__ASSIGNMENT__
Copy, from the data below, every line that has "Hilfsmitteln" in it.
== Segment start ==
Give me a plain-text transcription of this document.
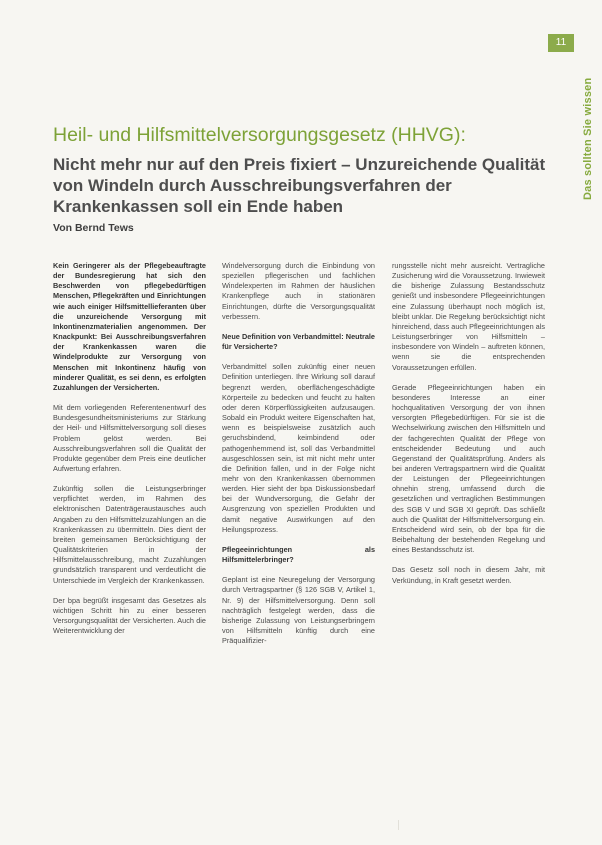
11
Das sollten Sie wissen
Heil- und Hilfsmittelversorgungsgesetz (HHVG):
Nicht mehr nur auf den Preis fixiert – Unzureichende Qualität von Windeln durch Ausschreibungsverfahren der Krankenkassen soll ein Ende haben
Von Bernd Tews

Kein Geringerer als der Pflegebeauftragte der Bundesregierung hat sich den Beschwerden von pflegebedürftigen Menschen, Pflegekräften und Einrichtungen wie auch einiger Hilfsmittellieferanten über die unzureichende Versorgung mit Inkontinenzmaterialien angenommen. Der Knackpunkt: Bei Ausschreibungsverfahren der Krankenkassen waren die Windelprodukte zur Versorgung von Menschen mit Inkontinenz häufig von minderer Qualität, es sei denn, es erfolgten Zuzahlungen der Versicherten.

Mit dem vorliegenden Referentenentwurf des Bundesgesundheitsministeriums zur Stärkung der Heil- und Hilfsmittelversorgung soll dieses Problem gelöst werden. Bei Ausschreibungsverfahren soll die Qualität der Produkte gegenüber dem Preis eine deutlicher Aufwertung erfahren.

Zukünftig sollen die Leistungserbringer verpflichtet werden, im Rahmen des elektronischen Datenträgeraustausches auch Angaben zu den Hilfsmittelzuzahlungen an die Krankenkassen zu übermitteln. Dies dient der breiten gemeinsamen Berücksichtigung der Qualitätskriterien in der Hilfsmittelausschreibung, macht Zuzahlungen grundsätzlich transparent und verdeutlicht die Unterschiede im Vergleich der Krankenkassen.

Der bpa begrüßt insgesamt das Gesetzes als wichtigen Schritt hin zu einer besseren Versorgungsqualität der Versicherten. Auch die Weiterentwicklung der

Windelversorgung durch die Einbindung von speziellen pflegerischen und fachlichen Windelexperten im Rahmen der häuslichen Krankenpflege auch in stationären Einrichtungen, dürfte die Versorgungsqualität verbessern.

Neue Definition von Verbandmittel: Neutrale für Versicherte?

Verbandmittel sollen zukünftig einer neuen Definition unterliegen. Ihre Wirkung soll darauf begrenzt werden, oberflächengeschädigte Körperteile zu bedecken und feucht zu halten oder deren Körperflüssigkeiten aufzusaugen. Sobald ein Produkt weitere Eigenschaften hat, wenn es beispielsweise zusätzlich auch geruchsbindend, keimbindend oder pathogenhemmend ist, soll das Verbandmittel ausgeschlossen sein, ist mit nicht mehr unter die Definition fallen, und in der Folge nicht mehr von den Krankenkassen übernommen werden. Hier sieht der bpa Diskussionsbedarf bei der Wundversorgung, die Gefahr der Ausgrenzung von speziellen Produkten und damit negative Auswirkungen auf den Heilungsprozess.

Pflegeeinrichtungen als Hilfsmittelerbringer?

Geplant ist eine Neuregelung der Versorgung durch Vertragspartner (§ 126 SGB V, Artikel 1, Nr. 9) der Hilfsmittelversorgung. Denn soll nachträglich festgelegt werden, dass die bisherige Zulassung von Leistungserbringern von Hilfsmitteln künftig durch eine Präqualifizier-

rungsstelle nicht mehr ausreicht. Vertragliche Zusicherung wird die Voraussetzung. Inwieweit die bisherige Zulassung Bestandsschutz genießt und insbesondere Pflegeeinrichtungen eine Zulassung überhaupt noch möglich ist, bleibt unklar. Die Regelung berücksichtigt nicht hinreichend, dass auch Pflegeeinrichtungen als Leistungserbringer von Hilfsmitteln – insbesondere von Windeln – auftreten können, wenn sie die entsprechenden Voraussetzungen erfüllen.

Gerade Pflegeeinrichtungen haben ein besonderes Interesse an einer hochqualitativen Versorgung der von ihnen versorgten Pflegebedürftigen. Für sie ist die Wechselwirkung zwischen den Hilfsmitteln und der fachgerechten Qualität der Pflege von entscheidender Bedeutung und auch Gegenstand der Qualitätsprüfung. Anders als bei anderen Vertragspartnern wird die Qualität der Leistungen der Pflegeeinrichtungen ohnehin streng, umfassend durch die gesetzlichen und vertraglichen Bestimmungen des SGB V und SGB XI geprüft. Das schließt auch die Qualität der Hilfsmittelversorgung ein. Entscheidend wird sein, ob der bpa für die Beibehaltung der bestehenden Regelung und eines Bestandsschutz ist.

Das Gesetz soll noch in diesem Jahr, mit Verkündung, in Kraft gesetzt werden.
== Segment end ==
__TASK RESPONSE__
Geplant ist eine Neuregelung der Versorgung durch Vertragspartner (§ 126 SGB V, Artikel 1, Nr. 9) der Hilfsmittelversorgung. Denn soll nachträglich festgelegt werden, dass die bisherige Zulassung von Leistungserbringern von Hilfsmitteln künftig durch eine Präqualifizier-
rungsstelle nicht mehr ausreicht. Vertragliche Zusicherung wird die Voraussetzung. Inwieweit die bisherige Zulassung Bestandsschutz genießt und insbesondere Pflegeeinrichtungen eine Zulassung überhaupt noch möglich ist, bleibt unklar. Die Regelung berücksichtigt nicht hinreichend, dass auch Pflegeeinrichtungen als Leistungserbringer von Hilfsmitteln – insbesondere von Windeln – auftreten können, wenn sie die entsprechenden Voraussetzungen erfüllen.
Gerade Pflegeeinrichtungen haben ein besonderes Interesse an einer hochqualitativen Versorgung der von ihnen versorgten Pflegebedürftigen. Für sie ist die Wechselwirkung zwischen den Hilfsmitteln und der fachgerechten Qualität der Pflege von entscheidender Bedeutung und auch Gegenstand der Qualitätsprüfung. Anders als bei anderen Vertragspartnern wird die Qualität der Leistungen der Pflegeeinrichtungen ohnehin streng, umfassend durch die gesetzlichen und vertraglichen Bestimmungen des SGB V und SGB XI geprüft. Das schließt auch die Qualität der Hilfsmittelversorgung ein. Entscheidend wird sein, ob der bpa für die Beibehaltung der bestehenden Regelung und eines Bestandsschutz ist.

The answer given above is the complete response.